▶ [What needs to be done]
Give the entries again exactly, without pictures.
* * *
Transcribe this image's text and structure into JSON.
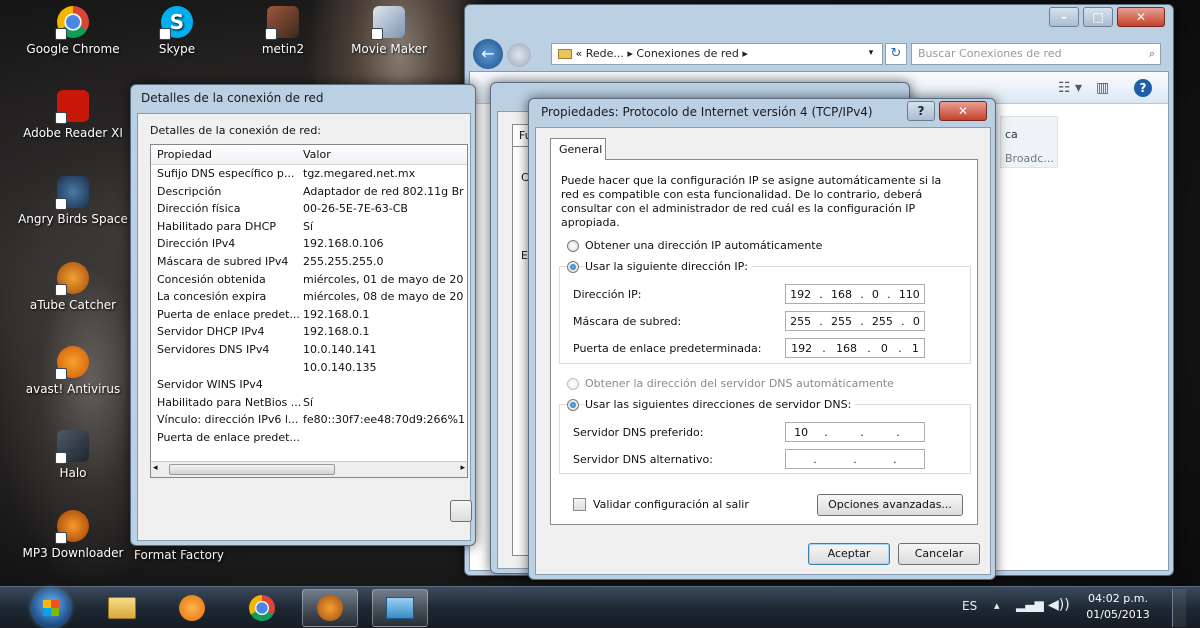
{
  "desktop": {
    "icons": [
      {
        "label": "Google Chrome"
      },
      {
        "label": "Skype"
      },
      {
        "label": "metin2"
      },
      {
        "label": "Movie Maker"
      },
      {
        "label": "Adobe Reader XI"
      },
      {
        "label": "Angry Birds Space"
      },
      {
        "label": "aTube Catcher"
      },
      {
        "label": "avast! Antivirus"
      },
      {
        "label": "Halo"
      },
      {
        "label": "MP3 Downloader"
      },
      {
        "label": "Format Factory"
      }
    ]
  },
  "explorer": {
    "address_sep": "«",
    "address_parts": [
      "Rede...",
      "Conexiones de red"
    ],
    "search_placeholder": "Buscar Conexiones de red",
    "right_fragment_1": "ca",
    "right_fragment_2": "Broadc..."
  },
  "middle_dialog": {
    "tab_fragment": "Fu",
    "frag_c": "C",
    "frag_e": "E"
  },
  "details": {
    "title": "Detalles de la conexión de red",
    "heading": "Detalles de la conexión de red:",
    "col_property": "Propiedad",
    "col_value": "Valor",
    "rows": [
      {
        "p": "Sufijo DNS específico p...",
        "v": "tgz.megared.net.mx"
      },
      {
        "p": "Descripción",
        "v": "Adaptador de red 802.11g Br"
      },
      {
        "p": "Dirección física",
        "v": "00-26-5E-7E-63-CB"
      },
      {
        "p": "Habilitado para DHCP",
        "v": "Sí"
      },
      {
        "p": "Dirección IPv4",
        "v": "192.168.0.106"
      },
      {
        "p": "Máscara de subred IPv4",
        "v": "255.255.255.0"
      },
      {
        "p": "Concesión obtenida",
        "v": "miércoles, 01 de mayo de 20"
      },
      {
        "p": "La concesión expira",
        "v": "miércoles, 08 de mayo de 20"
      },
      {
        "p": "Puerta de enlace predet...",
        "v": "192.168.0.1"
      },
      {
        "p": "Servidor DHCP IPv4",
        "v": "192.168.0.1"
      },
      {
        "p": "Servidores DNS IPv4",
        "v": "10.0.140.141"
      },
      {
        "p": "",
        "v": "10.0.140.135"
      },
      {
        "p": "Servidor WINS IPv4",
        "v": ""
      },
      {
        "p": "Habilitado para NetBios ...",
        "v": "Sí"
      },
      {
        "p": "Vínculo: dirección IPv6 l...",
        "v": "fe80::30f7:ee48:70d9:266%1"
      },
      {
        "p": "Puerta de enlace predet...",
        "v": ""
      }
    ]
  },
  "ipv4": {
    "title": "Propiedades: Protocolo de Internet versión 4 (TCP/IPv4)",
    "help_glyph": "?",
    "tab_general": "General",
    "description": "Puede hacer que la configuración IP se asigne automáticamente si la red es compatible con esta funcionalidad. De lo contrario, deberá consultar con el administrador de red cuál es la configuración IP apropiada.",
    "radio_auto_ip": "Obtener una dirección IP automáticamente",
    "radio_manual_ip": "Usar la siguiente dirección IP:",
    "label_ip": "Dirección IP:",
    "value_ip": [
      "192",
      "168",
      "0",
      "110"
    ],
    "label_mask": "Máscara de subred:",
    "value_mask": [
      "255",
      "255",
      "255",
      "0"
    ],
    "label_gateway": "Puerta de enlace predeterminada:",
    "value_gateway": [
      "192",
      "168",
      "0",
      "1"
    ],
    "radio_auto_dns": "Obtener la dirección del servidor DNS automáticamente",
    "radio_manual_dns": "Usar las siguientes direcciones de servidor DNS:",
    "label_dns_pref": "Servidor DNS preferido:",
    "value_dns_pref": [
      "10",
      "",
      "",
      ""
    ],
    "label_dns_alt": "Servidor DNS alternativo:",
    "value_dns_alt": [
      "",
      "",
      "",
      ""
    ],
    "validate_label": "Validar configuración al salir",
    "advanced_button": "Opciones avanzadas...",
    "ok_button": "Aceptar",
    "cancel_button": "Cancelar"
  },
  "taskbar": {
    "time": "04:02 p.m.",
    "date": "01/05/2013"
  },
  "colors": {
    "accent": "#3c7fb1",
    "window_frame": "#bcd0e3",
    "client_bg": "#f0f0f0"
  }
}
* * *
▶ [Worked solution]
Transcribe this image's text and structure into JSON.
{
  "desktop": {
    "icons": [
      {
        "label": "Google Chrome"
      },
      {
        "label": "Skype"
      },
      {
        "label": "metin2"
      },
      {
        "label": "Movie Maker"
      },
      {
        "label": "Adobe Reader XI"
      },
      {
        "label": "Angry Birds Space"
      },
      {
        "label": "aTube Catcher"
      },
      {
        "label": "avast! Antivirus"
      },
      {
        "label": "Halo"
      },
      {
        "label": "MP3 Downloader"
      },
      {
        "label": "Format Factory"
      }
    ]
  },
  "explorer": {
    "address_sep": "«",
    "address_parts": [
      "Rede...",
      "Conexiones de red"
    ],
    "search_placeholder": "Buscar Conexiones de red",
    "right_fragment_1": "ca",
    "right_fragment_2": "Broadc..."
  },
  "middle_dialog": {
    "tab_fragment": "Fu",
    "frag_c": "C",
    "frag_e": "E"
  },
  "details": {
    "title": "Detalles de la conexión de red",
    "heading": "Detalles de la conexión de red:",
    "col_property": "Propiedad",
    "col_value": "Valor",
    "rows": [
      {
        "p": "Sufijo DNS específico p...",
        "v": "tgz.megared.net.mx"
      },
      {
        "p": "Descripción",
        "v": "Adaptador de red 802.11g Br"
      },
      {
        "p": "Dirección física",
        "v": "00-26-5E-7E-63-CB"
      },
      {
        "p": "Habilitado para DHCP",
        "v": "Sí"
      },
      {
        "p": "Dirección IPv4",
        "v": "192.168.0.106"
      },
      {
        "p": "Máscara de subred IPv4",
        "v": "255.255.255.0"
      },
      {
        "p": "Concesión obtenida",
        "v": "miércoles, 01 de mayo de 20"
      },
      {
        "p": "La concesión expira",
        "v": "miércoles, 08 de mayo de 20"
      },
      {
        "p": "Puerta de enlace predet...",
        "v": "192.168.0.1"
      },
      {
        "p": "Servidor DHCP IPv4",
        "v": "192.168.0.1"
      },
      {
        "p": "Servidores DNS IPv4",
        "v": "10.0.140.141"
      },
      {
        "p": "",
        "v": "10.0.140.135"
      },
      {
        "p": "Servidor WINS IPv4",
        "v": ""
      },
      {
        "p": "Habilitado para NetBios ...",
        "v": "Sí"
      },
      {
        "p": "Vínculo: dirección IPv6 l...",
        "v": "fe80::30f7:ee48:70d9:266%1"
      },
      {
        "p": "Puerta de enlace predet...",
        "v": ""
      }
    ]
  },
  "ipv4": {
    "title": "Propiedades: Protocolo de Internet versión 4 (TCP/IPv4)",
    "help_glyph": "?",
    "tab_general": "General",
    "description": "Puede hacer que la configuración IP se asigne automáticamente si la red es compatible con esta funcionalidad. De lo contrario, deberá consultar con el administrador de red cuál es la configuración IP apropiada.",
    "radio_auto_ip": "Obtener una dirección IP automáticamente",
    "radio_manual_ip": "Usar la siguiente dirección IP:",
    "label_ip": "Dirección IP:",
    "value_ip": [
      "192",
      "168",
      "0",
      "110"
    ],
    "label_mask": "Máscara de subred:",
    "value_mask": [
      "255",
      "255",
      "255",
      "0"
    ],
    "label_gateway": "Puerta de enlace predeterminada:",
    "value_gateway": [
      "192",
      "168",
      "0",
      "1"
    ],
    "radio_auto_dns": "Obtener la dirección del servidor DNS automáticamente",
    "radio_manual_dns": "Usar las siguientes direcciones de servidor DNS:",
    "label_dns_pref": "Servidor DNS preferido:",
    "value_dns_pref": [
      "10",
      "",
      "",
      ""
    ],
    "label_dns_alt": "Servidor DNS alternativo:",
    "value_dns_alt": [
      "",
      "",
      "",
      ""
    ],
    "validate_label": "Validar configuración al salir",
    "advanced_button": "Opciones avanzadas...",
    "ok_button": "Aceptar",
    "cancel_button": "Cancelar"
  },
  "taskbar": {
    "time": "04:02 p.m.",
    "date": "01/05/2013"
  },
  "colors": {
    "accent": "#3c7fb1",
    "window_frame": "#bcd0e3",
    "client_bg": "#f0f0f0"
  }
}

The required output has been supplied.